» CHALLENGE
In the blog post on using social media to brand yourself, what did everyone in the room agree you need to increase?

Tuesday, November 16, 2010

Using Social Media to Brand Yourself?

So how do you best brand yourself using Social Media?

We have been discussing all day today ways to brand yourself through the use of Social Media. I sat in a room with a number of other professionals from different educational and business backgrounds and everyone agreed on the fact that in order to make yourself, your business or your products you need to increase your digital footprint. So the discussions then moved to the how aspect of branding.
Making yourself Stand out from the crowd, using different unconventional methods to get your point across. So what do you use to do this, Twitter, Blogs, Facebook and other forms of social media?
Be an expert at something. Choose something that you are working on or have a passion for and learn as much as you can about it and then get the word out. Use all of these forms of social media to get the information out to people and increase your base of knowledge while gathering in people to help you fill in the blanks.
Concentrate on the contacts you make. In business we always have heard about networking with others to meet and interact with other professionals from similar and different fields. In the past this was done in a face to face setting. Well lets come into the 21st century and start doing the same thing but on the web. Lets use Twitter to broadcast out and gather up information about topics you are interested in. Use Blogs to give your opinion about technologies, gadgets, ideas and information that others can comment on and could redistribute out to others. Other social media outlets like Facebook where you can create fan pages dedicated to what your interests are which allow others to see what you have to say and to send you information as well.

» PROVIDED INFORMATION
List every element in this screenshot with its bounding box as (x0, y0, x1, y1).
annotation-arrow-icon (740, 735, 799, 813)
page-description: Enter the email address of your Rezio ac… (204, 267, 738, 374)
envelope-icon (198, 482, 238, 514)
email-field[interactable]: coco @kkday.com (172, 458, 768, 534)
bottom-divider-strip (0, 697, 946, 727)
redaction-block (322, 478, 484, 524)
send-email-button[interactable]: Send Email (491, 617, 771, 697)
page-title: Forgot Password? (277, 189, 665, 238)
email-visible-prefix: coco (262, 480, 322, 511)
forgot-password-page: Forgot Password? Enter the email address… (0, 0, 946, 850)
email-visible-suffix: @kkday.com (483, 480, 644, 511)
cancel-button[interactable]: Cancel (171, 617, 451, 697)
---
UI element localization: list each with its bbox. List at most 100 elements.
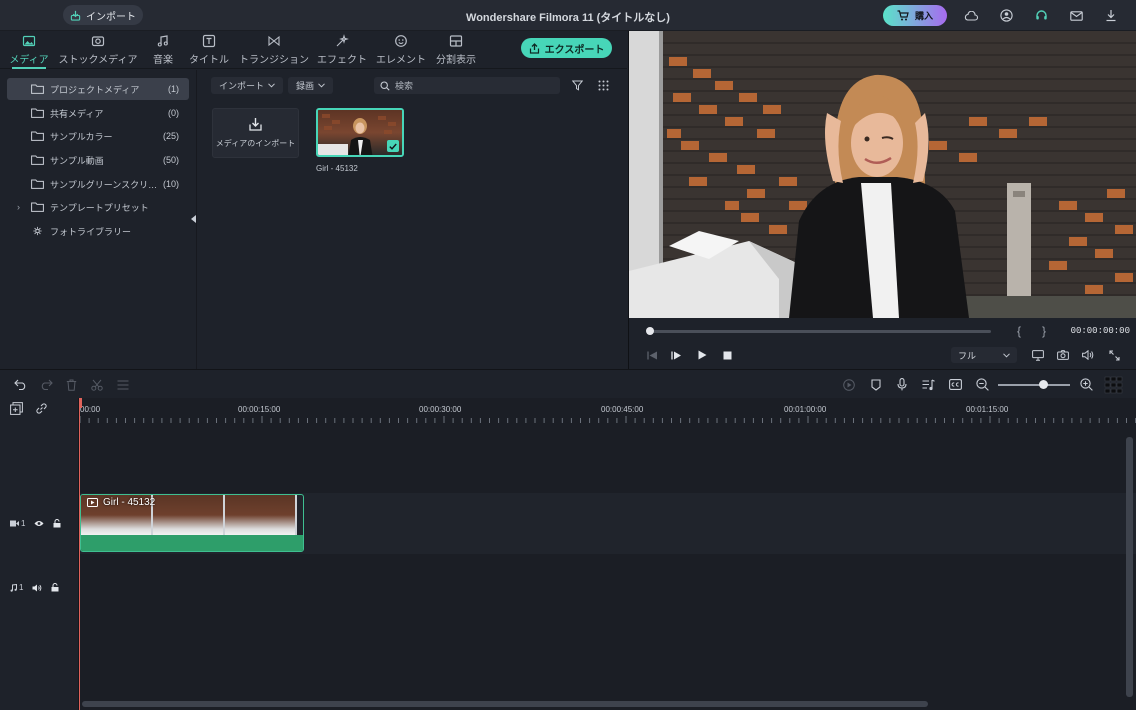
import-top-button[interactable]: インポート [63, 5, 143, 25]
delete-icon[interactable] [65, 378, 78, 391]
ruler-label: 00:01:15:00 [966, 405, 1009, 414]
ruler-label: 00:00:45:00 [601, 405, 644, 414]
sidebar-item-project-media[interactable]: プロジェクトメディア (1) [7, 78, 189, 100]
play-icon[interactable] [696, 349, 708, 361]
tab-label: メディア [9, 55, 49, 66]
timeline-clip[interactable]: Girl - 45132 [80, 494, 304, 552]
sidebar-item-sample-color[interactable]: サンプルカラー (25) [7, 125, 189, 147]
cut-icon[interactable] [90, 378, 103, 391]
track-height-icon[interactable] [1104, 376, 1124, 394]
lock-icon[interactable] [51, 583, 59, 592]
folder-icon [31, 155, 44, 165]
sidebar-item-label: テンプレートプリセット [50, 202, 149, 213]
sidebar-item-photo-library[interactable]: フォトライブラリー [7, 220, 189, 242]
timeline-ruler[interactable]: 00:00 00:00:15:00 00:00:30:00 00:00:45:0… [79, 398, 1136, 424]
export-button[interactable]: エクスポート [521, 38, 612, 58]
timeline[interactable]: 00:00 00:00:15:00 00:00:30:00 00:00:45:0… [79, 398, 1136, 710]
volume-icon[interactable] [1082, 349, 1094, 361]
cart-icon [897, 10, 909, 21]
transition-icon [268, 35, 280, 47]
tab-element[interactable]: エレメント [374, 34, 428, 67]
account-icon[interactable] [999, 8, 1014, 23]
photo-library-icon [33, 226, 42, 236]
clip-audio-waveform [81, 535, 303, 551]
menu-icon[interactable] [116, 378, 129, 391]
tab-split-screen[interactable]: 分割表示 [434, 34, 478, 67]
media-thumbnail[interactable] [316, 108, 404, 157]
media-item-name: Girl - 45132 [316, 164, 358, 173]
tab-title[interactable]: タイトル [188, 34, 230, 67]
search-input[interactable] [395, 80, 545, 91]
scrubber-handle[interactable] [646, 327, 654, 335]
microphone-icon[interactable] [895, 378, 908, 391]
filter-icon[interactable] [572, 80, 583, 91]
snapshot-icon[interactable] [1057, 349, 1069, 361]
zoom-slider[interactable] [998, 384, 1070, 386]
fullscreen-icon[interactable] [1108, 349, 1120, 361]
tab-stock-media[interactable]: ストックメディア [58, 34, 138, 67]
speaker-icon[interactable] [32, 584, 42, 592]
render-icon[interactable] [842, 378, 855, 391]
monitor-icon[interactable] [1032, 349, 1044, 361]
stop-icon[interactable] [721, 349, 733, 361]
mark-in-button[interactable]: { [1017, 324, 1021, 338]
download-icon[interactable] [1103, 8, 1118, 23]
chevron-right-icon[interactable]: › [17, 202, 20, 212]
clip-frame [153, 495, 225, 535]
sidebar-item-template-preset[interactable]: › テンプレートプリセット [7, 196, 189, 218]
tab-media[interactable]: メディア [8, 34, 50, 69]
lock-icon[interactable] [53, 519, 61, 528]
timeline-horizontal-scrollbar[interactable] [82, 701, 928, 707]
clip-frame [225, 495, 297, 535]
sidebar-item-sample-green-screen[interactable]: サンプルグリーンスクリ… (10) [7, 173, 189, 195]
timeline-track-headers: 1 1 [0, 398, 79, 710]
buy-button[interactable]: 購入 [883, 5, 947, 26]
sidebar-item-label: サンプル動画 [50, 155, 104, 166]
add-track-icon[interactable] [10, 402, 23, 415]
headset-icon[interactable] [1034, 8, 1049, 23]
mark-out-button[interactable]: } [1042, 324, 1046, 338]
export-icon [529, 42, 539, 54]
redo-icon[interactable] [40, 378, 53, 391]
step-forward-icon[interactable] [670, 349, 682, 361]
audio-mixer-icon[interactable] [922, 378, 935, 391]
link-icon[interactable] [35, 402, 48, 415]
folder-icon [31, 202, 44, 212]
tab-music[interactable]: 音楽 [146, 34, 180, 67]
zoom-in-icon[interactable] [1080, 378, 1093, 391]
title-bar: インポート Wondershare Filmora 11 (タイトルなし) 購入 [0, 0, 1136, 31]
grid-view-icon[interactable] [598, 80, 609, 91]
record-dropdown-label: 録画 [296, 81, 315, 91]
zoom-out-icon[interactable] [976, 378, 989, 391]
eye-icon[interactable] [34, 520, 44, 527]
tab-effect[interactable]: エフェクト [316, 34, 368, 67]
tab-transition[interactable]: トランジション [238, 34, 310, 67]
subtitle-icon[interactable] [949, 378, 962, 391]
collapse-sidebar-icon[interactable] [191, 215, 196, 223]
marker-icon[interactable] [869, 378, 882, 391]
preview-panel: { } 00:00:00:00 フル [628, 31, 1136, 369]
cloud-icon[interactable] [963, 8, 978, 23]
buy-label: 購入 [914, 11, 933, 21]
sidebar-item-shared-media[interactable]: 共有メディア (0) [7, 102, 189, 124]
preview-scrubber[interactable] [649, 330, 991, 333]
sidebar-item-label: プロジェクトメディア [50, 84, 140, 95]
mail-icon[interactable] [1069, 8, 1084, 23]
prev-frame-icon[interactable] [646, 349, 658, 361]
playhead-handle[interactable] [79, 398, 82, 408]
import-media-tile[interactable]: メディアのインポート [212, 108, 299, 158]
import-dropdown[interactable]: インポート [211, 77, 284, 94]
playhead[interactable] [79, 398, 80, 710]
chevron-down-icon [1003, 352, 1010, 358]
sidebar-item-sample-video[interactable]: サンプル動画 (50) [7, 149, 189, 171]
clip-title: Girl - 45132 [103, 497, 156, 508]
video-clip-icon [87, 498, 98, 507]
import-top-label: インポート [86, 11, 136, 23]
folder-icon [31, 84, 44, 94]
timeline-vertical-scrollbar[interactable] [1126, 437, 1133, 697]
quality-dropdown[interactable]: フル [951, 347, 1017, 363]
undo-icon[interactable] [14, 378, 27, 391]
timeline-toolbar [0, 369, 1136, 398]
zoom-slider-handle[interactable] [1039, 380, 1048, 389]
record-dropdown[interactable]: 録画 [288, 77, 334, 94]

» SOLVED EXERCISE
Your digital footprint.